- Input records
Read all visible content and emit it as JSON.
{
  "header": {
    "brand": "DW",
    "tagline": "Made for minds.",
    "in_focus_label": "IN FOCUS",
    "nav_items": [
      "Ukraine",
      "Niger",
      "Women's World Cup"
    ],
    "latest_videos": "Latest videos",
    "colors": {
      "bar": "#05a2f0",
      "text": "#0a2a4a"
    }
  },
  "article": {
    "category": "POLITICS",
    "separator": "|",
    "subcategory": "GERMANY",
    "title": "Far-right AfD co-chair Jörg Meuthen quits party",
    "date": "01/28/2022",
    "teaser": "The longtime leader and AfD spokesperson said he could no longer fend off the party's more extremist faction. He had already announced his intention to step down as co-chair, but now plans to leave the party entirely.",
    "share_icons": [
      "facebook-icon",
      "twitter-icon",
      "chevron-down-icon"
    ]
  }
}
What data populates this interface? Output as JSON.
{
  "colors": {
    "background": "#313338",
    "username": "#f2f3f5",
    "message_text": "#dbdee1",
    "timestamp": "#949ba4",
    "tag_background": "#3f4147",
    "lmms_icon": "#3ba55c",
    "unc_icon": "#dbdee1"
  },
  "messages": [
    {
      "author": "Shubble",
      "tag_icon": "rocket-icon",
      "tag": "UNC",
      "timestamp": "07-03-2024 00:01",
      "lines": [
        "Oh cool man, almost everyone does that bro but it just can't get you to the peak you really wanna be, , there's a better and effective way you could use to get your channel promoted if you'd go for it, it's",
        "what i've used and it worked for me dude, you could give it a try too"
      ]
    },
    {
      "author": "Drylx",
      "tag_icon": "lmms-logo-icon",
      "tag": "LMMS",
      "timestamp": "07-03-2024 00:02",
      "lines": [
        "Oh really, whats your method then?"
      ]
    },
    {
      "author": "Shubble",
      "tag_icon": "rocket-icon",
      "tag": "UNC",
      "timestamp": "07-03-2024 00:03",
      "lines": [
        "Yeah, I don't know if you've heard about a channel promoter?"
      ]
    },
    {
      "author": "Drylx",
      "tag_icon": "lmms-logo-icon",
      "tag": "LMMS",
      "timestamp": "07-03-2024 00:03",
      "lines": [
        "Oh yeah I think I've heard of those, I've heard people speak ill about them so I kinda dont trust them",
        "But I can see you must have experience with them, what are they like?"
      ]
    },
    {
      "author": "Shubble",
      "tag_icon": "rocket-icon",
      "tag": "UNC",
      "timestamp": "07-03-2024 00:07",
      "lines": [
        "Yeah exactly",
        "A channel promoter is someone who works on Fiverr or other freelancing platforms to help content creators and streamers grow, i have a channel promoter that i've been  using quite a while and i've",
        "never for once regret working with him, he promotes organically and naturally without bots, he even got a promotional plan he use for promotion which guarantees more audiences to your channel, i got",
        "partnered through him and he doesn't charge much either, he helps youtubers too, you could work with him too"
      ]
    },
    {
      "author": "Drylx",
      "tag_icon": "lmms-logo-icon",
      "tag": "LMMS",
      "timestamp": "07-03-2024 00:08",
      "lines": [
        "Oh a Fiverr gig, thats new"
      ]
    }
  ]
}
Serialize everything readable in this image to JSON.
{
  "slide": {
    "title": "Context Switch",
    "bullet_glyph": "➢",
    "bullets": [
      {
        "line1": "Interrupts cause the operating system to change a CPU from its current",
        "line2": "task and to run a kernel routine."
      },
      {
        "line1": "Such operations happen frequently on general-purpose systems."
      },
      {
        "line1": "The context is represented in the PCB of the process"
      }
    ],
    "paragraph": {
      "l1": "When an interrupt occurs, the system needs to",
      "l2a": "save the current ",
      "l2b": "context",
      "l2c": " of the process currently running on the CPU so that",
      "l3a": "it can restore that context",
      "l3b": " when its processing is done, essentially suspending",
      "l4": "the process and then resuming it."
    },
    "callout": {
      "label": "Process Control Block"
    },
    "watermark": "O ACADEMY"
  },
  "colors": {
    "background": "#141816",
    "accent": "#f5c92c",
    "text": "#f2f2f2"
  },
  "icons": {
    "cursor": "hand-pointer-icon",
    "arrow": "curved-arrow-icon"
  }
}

- Given task
The word "more" may occur in lines of the records. Report how many such lines there are, giving only the number.

- Finished exercise
2